> _REQUIRED TASKS_:
**a.** List every team number mentioned in the Einstein finals discussion below.
**b.** State whether each statement agrees with the Einstein finals discussion below. Answer yes or no, and quote the words that decide it: (i) 2041 was stuck in the goal for half of the last match; (ii) there was a strategy not to score the balls in autonomous; (iii) 469's robot design is called one of the most awesome designs ever.

> _DOCUMENT PASSAGE_:
Einstein Finals: Curie (469, 1114, 2041) vs. Newton (67, 177, 294)

1114 in the near zone in both matches along with 2041 stuck in the goal easily cost them the finals as 294 saw the opportunity to block the other goal and prevent any score. 67 and 177 were left undefended in the middle and near zone with a decent supply of balls allowing them to score, score, score. Had 1114 been in the middle zone, I could have seen a Curie win as 469 would have been able to sink more shots with 1 less robot to redirect around and less balls for red, more balls for blue with 1114 scoring, moving them into their near zone.

Whatever the outcome or possible outcome, those were two intense matches! :slight_smile:

Tom is “Flippin The Greatest”
mike d

I think you severely underestimate the strength of the 67 294 177 alliance.

There was no strategy to not score the balls in autonomous. But, there was strategy to get into the mid-field and score balls from there, before scoring balls in the home zone. The thought was to limit the number of balls returning to the mid-field for 1114 to kick into their cycle. Eventually during the matches it became score balls from whereve and whenever b/c the Curie alliance was scoring like crazy.

With regards to the final matches…just because we won the first two matches, doesn’t mean that 1114, 469, and 2041 would not have been able to beat us if we kept playing. We were very fortunate in the last match that 2041 was stuck in the goal for half the match.

1114 was a scoring machine. 469 has a robot design that will go down in history as one of the most awesome designs ever. Not to mention both are great teams with awesome strategists. Given more time (one more match?), they would have figured out how to win. Then we would have had to adjust to those changes.

> _DATA SUPPLIED_:
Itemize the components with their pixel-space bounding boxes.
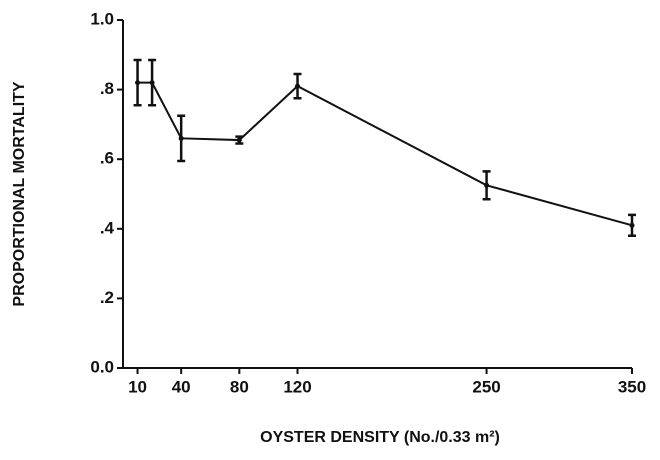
data-point [629,222,635,228]
x-tick-label: 250 [472,377,500,396]
x-tick-label: 40 [172,377,191,396]
y-tick-label: .6 [100,149,114,168]
y-tick-label: .8 [100,79,114,98]
data-point [149,80,155,86]
data-point [135,80,141,86]
data-line [137,81,633,227]
y-tick-label: 1.0 [90,9,114,28]
data-point [236,137,242,143]
x-tick-label: 350 [618,377,646,396]
x-tick-label: 10 [128,377,147,396]
y-tick-label: .2 [100,288,114,307]
data-point [295,83,301,89]
x-tick-label: 80 [230,377,249,396]
y-tick-label: .4 [100,218,115,237]
data-point [484,182,490,188]
y-axis-title: PROPORTIONAL MORTALITY [11,81,28,307]
x-axis-title: OYSTER DENSITY (No./0.33 m²) [260,429,500,446]
y-tick-label: 0.0 [90,357,114,376]
data-point [178,135,184,141]
x-tick-label: 120 [283,377,311,396]
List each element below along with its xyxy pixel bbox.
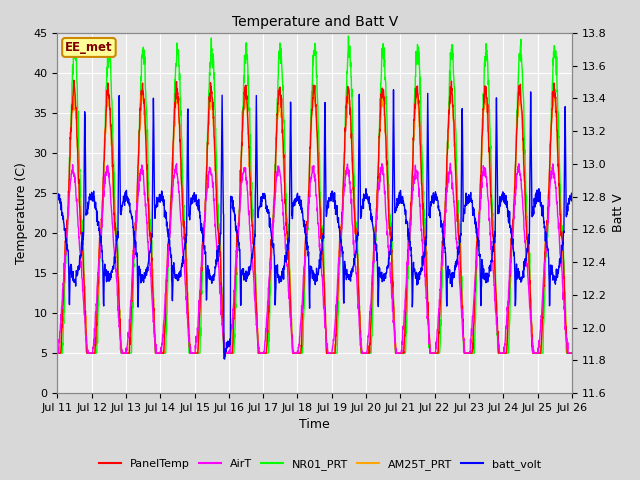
Y-axis label: Temperature (C): Temperature (C) [15,162,28,264]
Title: Temperature and Batt V: Temperature and Batt V [232,15,397,29]
X-axis label: Time: Time [300,419,330,432]
Text: EE_met: EE_met [65,41,113,54]
Legend: PanelTemp, AirT, NR01_PRT, AM25T_PRT, batt_volt: PanelTemp, AirT, NR01_PRT, AM25T_PRT, ba… [94,455,546,474]
Y-axis label: Batt V: Batt V [612,194,625,232]
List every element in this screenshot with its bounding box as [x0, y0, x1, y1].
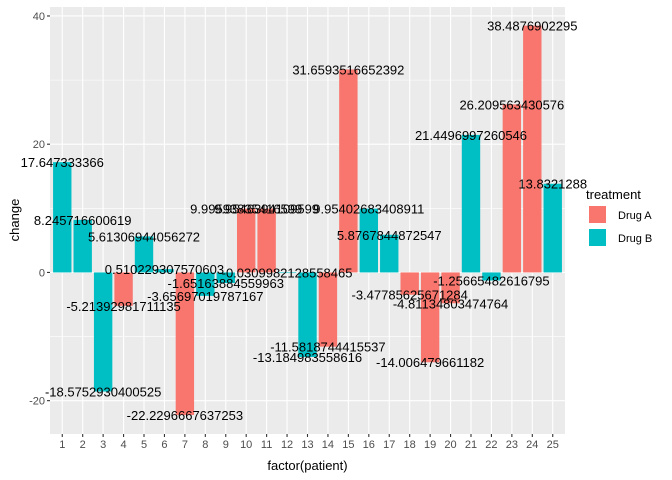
bar-patient-16 — [359, 208, 379, 273]
data-label-patient-4: -5.21392981711135 — [66, 299, 180, 314]
y-axis-title: change — [7, 199, 22, 242]
x-tick-label: 5 — [141, 439, 147, 451]
bar-patient-14 — [318, 272, 338, 347]
bar-patient-13 — [298, 272, 317, 357]
x-tick-label: 16 — [363, 439, 375, 451]
bar-patient-24 — [523, 25, 542, 273]
data-label-patient-18: -3.47785625671284 — [351, 288, 467, 303]
x-tick-label: 11 — [261, 439, 272, 451]
bar-patient-9 — [216, 272, 235, 284]
bar-patient-4 — [114, 272, 133, 306]
bar-patient-19 — [420, 272, 440, 363]
bar-patient-21 — [461, 134, 481, 273]
bar-patient-10 — [236, 208, 256, 273]
bar-patient-11 — [257, 208, 276, 273]
data-label-patient-19: -14.006479661182 — [376, 355, 484, 370]
data-label-patient-17: 5.8767844872547 — [337, 228, 442, 243]
x-tick-label: 24 — [526, 439, 538, 451]
bar-patient-17 — [380, 234, 399, 273]
x-tick-label: 19 — [424, 439, 436, 451]
x-tick-label: 23 — [506, 439, 518, 451]
y-tick-label: -20 — [29, 396, 45, 408]
bar-patient-8 — [196, 272, 215, 296]
data-label-patient-23: 26.209563430576 — [459, 97, 564, 112]
data-label-patient-8: -3.65697019787167 — [147, 289, 263, 304]
x-tick-label: 17 — [383, 439, 395, 451]
bar-patient-22 — [482, 272, 501, 281]
x-tick-label: 21 — [465, 439, 477, 451]
data-label-patient-9: -1.65163884559963 — [168, 276, 284, 291]
x-tick-label: 7 — [182, 439, 188, 451]
x-tick-label: 12 — [281, 439, 293, 451]
data-label-patient-24: 38.4876902295 — [487, 19, 577, 34]
data-label-patient-22: -1.25665482616795 — [433, 273, 549, 288]
data-label-patient-20: -4.81134803474764 — [393, 296, 508, 311]
x-tick-label: 18 — [404, 439, 416, 451]
y-tick-label: 20 — [33, 139, 45, 151]
x-tick-label: 4 — [121, 439, 127, 451]
legend-title: treatment — [586, 187, 641, 202]
bar-patient-18 — [400, 272, 419, 295]
x-tick-label: 10 — [240, 439, 252, 451]
x-tick-label: 15 — [342, 439, 354, 451]
x-tick-label: 25 — [547, 439, 559, 451]
data-label-patient-16: 9.95402683408911 — [313, 202, 424, 217]
x-tick-label: 14 — [322, 439, 334, 451]
x-tick-label: 1 — [59, 439, 65, 451]
data-label-patient-12: -0.0309982128558465 — [222, 266, 353, 281]
bar-patient-5 — [134, 236, 154, 273]
bars-group — [53, 25, 562, 415]
data-label-patient-7: -22.2296667637253 — [127, 408, 243, 423]
data-label-patient-5: 5.61306944056272 — [88, 229, 200, 244]
bar-patient-7 — [175, 272, 195, 415]
x-axis-title: factor(patient) — [267, 458, 347, 473]
bar-patient-25 — [543, 183, 562, 273]
data-label-patient-15: 31.6593516652392 — [292, 62, 404, 77]
data-label-patient-21: 21.4496997260546 — [415, 128, 527, 143]
legend-label-drug-b: Drug B — [618, 233, 652, 245]
y-tick-label: 0 — [39, 267, 45, 279]
x-tick-label: 8 — [202, 439, 208, 451]
bar-patient-23 — [502, 104, 522, 273]
data-label-patient-11: 9.9546394109599 — [214, 202, 319, 217]
bar-patient-15 — [339, 69, 358, 273]
x-tick-label: 2 — [80, 439, 86, 451]
bar-patient-1 — [53, 162, 72, 273]
bar-patient-2 — [73, 219, 92, 273]
data-label-patient-13: -13.184983558616 — [253, 350, 362, 365]
x-axis: 1 2 3 4 5 6 7 8 9 10 11 12 13 14 15 16 17 18 19 20 21 22 23 24 2… — [59, 434, 559, 451]
data-label-patient-2: 8.245716600619 — [34, 213, 132, 228]
y-tick-label: 40 — [33, 11, 45, 23]
bar-patient-12 — [277, 272, 297, 274]
data-label-patient-10: 9.99593835416599 — [190, 202, 302, 217]
data-label-patient-6: 0.510229307570603 — [105, 262, 224, 277]
x-tick-label: 3 — [100, 439, 106, 451]
x-tick-label: 6 — [161, 439, 167, 451]
data-label-patient-1: 17.647333366 — [21, 155, 104, 170]
legend-label-drug-a: Drug A — [618, 210, 652, 222]
data-label-patient-3: -18.5752930400525 — [45, 385, 161, 400]
bar-patient-3 — [93, 272, 113, 392]
bar-patient-6 — [155, 269, 174, 273]
x-tick-label: 22 — [485, 439, 497, 451]
bar-patient-20 — [441, 272, 460, 304]
data-label-patient-25: 13.8321288 — [518, 177, 587, 192]
x-tick-label: 13 — [301, 439, 313, 451]
data-label-patient-14: -11.5818744415537 — [270, 340, 385, 355]
y-axis: -20 0 20 40 — [29, 11, 50, 408]
legend-key-drug-b — [589, 229, 606, 246]
x-tick-label: 9 — [223, 439, 229, 451]
legend: treatment Drug A Drug B — [586, 187, 652, 246]
legend-key-drug-a — [589, 206, 606, 223]
x-tick-label: 20 — [444, 439, 456, 451]
data-labels-group: 17.647333366 8.245716600619 -18.5752930400… — [21, 19, 587, 423]
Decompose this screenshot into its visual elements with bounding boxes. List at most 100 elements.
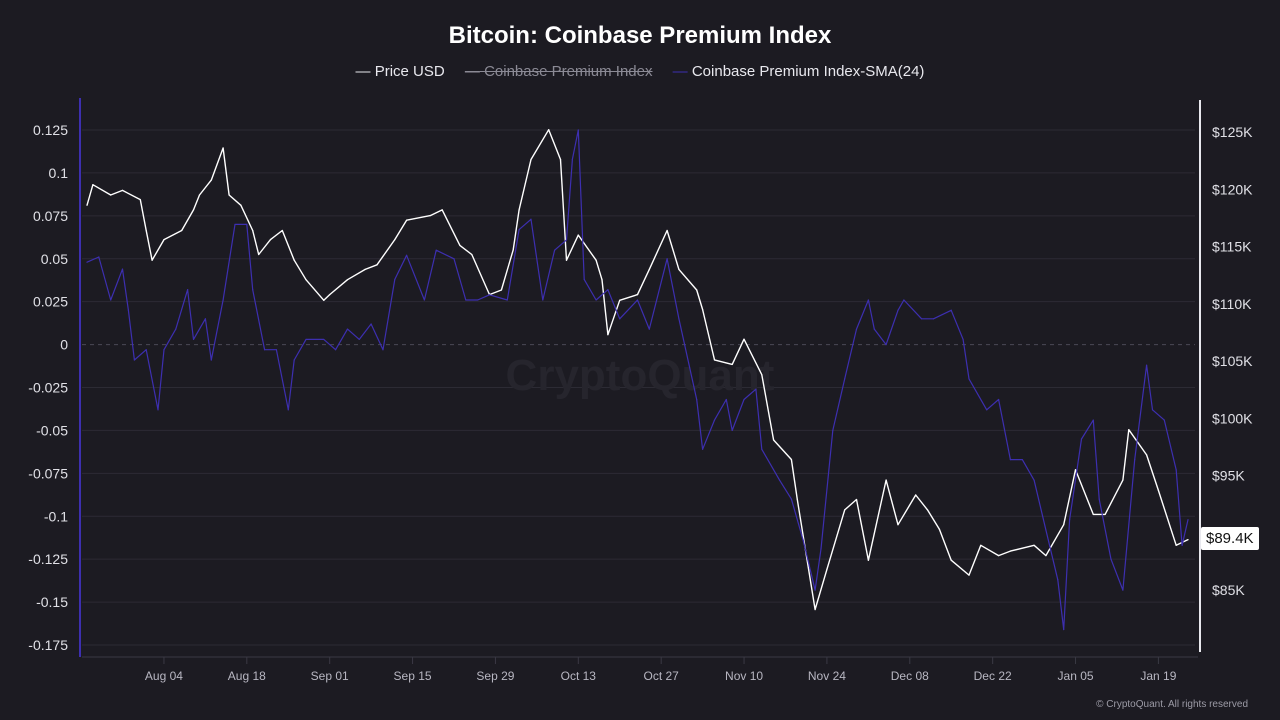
price-point (293, 259, 295, 261)
price-point (702, 308, 704, 311)
sma-point (814, 589, 816, 591)
price-point (980, 544, 982, 546)
sma-point (157, 409, 159, 411)
price-point (897, 524, 899, 526)
sma-point (986, 409, 988, 411)
price-point (790, 458, 793, 461)
left-axis-tick-label: -0.025 (28, 380, 68, 396)
price-point (666, 229, 668, 232)
right-axis-tick-label: $115K (1212, 239, 1252, 255)
right-axis-tick-label: $105K (1212, 353, 1253, 369)
x-axis-tick-label: Oct 13 (561, 669, 597, 683)
price-point (1063, 524, 1065, 526)
sma-point (358, 338, 360, 341)
sma-point (323, 338, 325, 341)
sma-point (488, 294, 491, 296)
sma-point (1009, 459, 1012, 461)
left-axis-tick-label: 0.125 (33, 122, 68, 138)
price-point (346, 279, 349, 281)
price-point (163, 239, 165, 241)
sma-point (86, 261, 88, 263)
sma-point (855, 328, 858, 330)
sma-point (163, 349, 165, 351)
sma-point (263, 349, 266, 351)
sma-point (222, 299, 224, 301)
sma-point (1092, 419, 1094, 421)
price-point (228, 194, 230, 196)
left-axis-tick-label: -0.1 (44, 508, 68, 524)
price-point (530, 158, 532, 161)
x-axis-tick-label: Sep 29 (476, 669, 514, 683)
left-axis-tick-label: 0 (60, 337, 68, 353)
sma-point (1110, 558, 1112, 560)
x-axis-tick-label: Jan 19 (1140, 669, 1176, 683)
sma-point (997, 398, 1000, 401)
sma-point (678, 318, 680, 320)
price-point (1033, 544, 1035, 546)
price-point (796, 498, 798, 501)
price-point (855, 498, 858, 501)
price-point (607, 334, 609, 336)
sma-point (1045, 529, 1047, 531)
price-point (364, 268, 366, 270)
sma-point (435, 249, 437, 251)
sma-point (1145, 364, 1148, 366)
x-axis-tick-label: Aug 18 (228, 669, 266, 683)
x-axis-tick-label: Dec 22 (974, 669, 1012, 683)
x-axis-tick-label: Sep 15 (394, 669, 432, 683)
right-axis-tick-label: $110K (1212, 296, 1252, 312)
sma-point (370, 323, 372, 325)
sma-point (743, 398, 745, 401)
sma-point (346, 328, 349, 330)
price-point (636, 293, 639, 296)
sma-point (465, 299, 467, 301)
price-point (885, 479, 887, 481)
sma-point (962, 338, 964, 341)
sma-point (666, 258, 668, 260)
left-axis-tick-label: -0.175 (28, 637, 68, 653)
price-point (394, 239, 396, 241)
sma-point (565, 239, 568, 241)
sma-point (1080, 438, 1083, 440)
legend-label: Price USD (374, 63, 445, 80)
right-axis-tick-label: $120K (1212, 181, 1253, 197)
sma-point (1021, 459, 1023, 461)
price-point (950, 559, 952, 561)
right-axis-tick-label: $100K (1212, 410, 1253, 426)
left-axis-tick-label: -0.075 (28, 465, 68, 481)
price-point (252, 229, 254, 232)
sma-point (1057, 579, 1059, 581)
price-point (1104, 513, 1106, 516)
sma-point (453, 258, 455, 260)
price-point (619, 299, 621, 301)
sma-point (1098, 498, 1100, 500)
sma-point (885, 343, 887, 346)
sma-point (1151, 409, 1154, 411)
price-point (269, 239, 272, 241)
chart-title: Bitcoin: Coinbase Premium Index (448, 22, 832, 49)
sma-point (968, 378, 970, 380)
price-point (1128, 429, 1130, 431)
legend-item-sma[interactable]: — Coinbase Premium Index-SMA(24) (673, 63, 925, 80)
sma-point (1181, 544, 1183, 547)
x-axis-tick-label: Aug 04 (145, 669, 183, 683)
legend-item-price[interactable]: — Price USD (356, 63, 445, 80)
right-axis-tick-label: $85K (1212, 582, 1245, 598)
price-point (1092, 513, 1094, 516)
sma-point (554, 249, 556, 251)
sma-point (832, 429, 834, 432)
sma-point (1069, 519, 1071, 521)
price-point (601, 279, 603, 281)
series-line-premium-sma (86, 129, 1189, 631)
price-point (258, 253, 260, 256)
price-point (577, 234, 579, 236)
price-point (181, 229, 183, 232)
legend-item-premium-index[interactable]: — Coinbase Premium Index (465, 63, 653, 80)
sma-point (98, 256, 100, 258)
sma-point (287, 409, 289, 411)
price-point (548, 129, 550, 131)
sma-point (252, 289, 254, 291)
price-point (323, 299, 325, 301)
price-point (281, 229, 283, 232)
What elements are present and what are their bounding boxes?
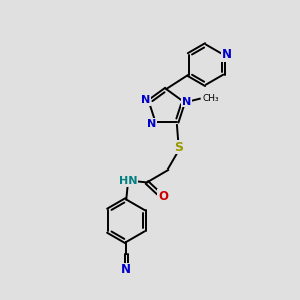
Text: N: N	[121, 263, 131, 276]
Text: N: N	[147, 118, 157, 128]
Text: N: N	[222, 48, 232, 61]
Text: N: N	[182, 97, 191, 107]
Text: HN: HN	[118, 176, 137, 186]
Text: N: N	[141, 95, 151, 105]
Text: S: S	[174, 141, 183, 154]
Text: O: O	[158, 190, 168, 203]
Text: CH₃: CH₃	[202, 94, 219, 103]
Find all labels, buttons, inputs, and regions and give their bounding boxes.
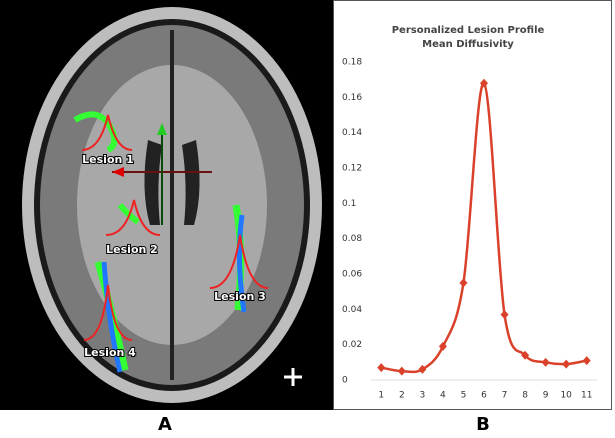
marker <box>562 359 571 369</box>
panel-label: A <box>158 414 172 435</box>
y-tick-label: 0.12 <box>342 164 362 174</box>
marker <box>500 310 509 320</box>
y-tick-label: 0.04 <box>342 305 362 315</box>
lesion-label: Lesion 3 <box>214 290 266 303</box>
lesion-label: Lesion 4 <box>84 346 136 359</box>
x-tick-label: 5 <box>461 391 467 401</box>
y-tick-label: 0.16 <box>342 93 362 103</box>
bell-2 <box>105 199 161 236</box>
x-tick-label: 6 <box>481 391 487 401</box>
marker <box>459 278 468 288</box>
mri-panel: Lesion 1 Lesion 2 Lesion 3 Lesion 4 <box>0 0 333 410</box>
x-tick-label: 1 <box>378 391 384 401</box>
plus-icon <box>284 368 302 386</box>
y-tick-label: 0.06 <box>342 270 362 280</box>
y-tick-label: 0.08 <box>342 234 362 244</box>
chart-subtitle: Mean Diffusivity <box>422 39 514 50</box>
fibers-4b <box>101 261 123 373</box>
marker <box>480 78 488 88</box>
x-tick-label: 9 <box>543 391 549 401</box>
marker <box>521 350 530 360</box>
marker <box>438 341 447 351</box>
chart-title: Personalized Lesion Profile <box>392 25 545 36</box>
x-tick-label: 4 <box>440 391 446 401</box>
y-tick-label: 0.18 <box>342 58 362 68</box>
lesion-label: Lesion 1 <box>82 153 134 166</box>
marker <box>418 364 427 374</box>
bell-4 <box>83 284 133 341</box>
x-tick-label: 8 <box>522 391 528 401</box>
marker <box>541 357 550 367</box>
y-tick-label: 0 <box>342 376 348 386</box>
x-tick-label: 3 <box>419 391 425 401</box>
bell-1 <box>81 114 133 151</box>
panel-label: B <box>476 414 490 435</box>
arrow-red <box>112 167 124 177</box>
fibers-2 <box>117 203 140 225</box>
y-tick-label: 0.14 <box>342 128 362 138</box>
y-tick-label: 0.02 <box>342 340 362 350</box>
arrow-green <box>157 123 167 135</box>
ventricles <box>144 140 200 225</box>
x-tick-label: 7 <box>502 391 508 401</box>
x-tick-label: 10 <box>560 391 572 401</box>
marker <box>377 363 386 373</box>
bell-3 <box>209 234 269 289</box>
marker <box>582 356 591 366</box>
x-tick-label: 2 <box>399 391 405 401</box>
chart-frame <box>333 0 612 410</box>
y-tick-label: 0.1 <box>342 199 356 209</box>
fibers-3b <box>236 214 247 313</box>
marker <box>397 366 406 376</box>
lesion-label: Lesion 2 <box>106 243 158 256</box>
x-tick-label: 11 <box>581 391 592 401</box>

> _EXERCISE RESPONSES_:
**a.** 469, 1114, 2041, 67, 177, 294

**b.**
(i) Yes: "We were very fortunate in the last match that 2041 was stuck in the goal for half the match."
(ii) No: "There was no strategy to not score the balls in autonomous."
(iii) Yes: "469 has a robot design that will go down in history as one of the most awesome designs ever."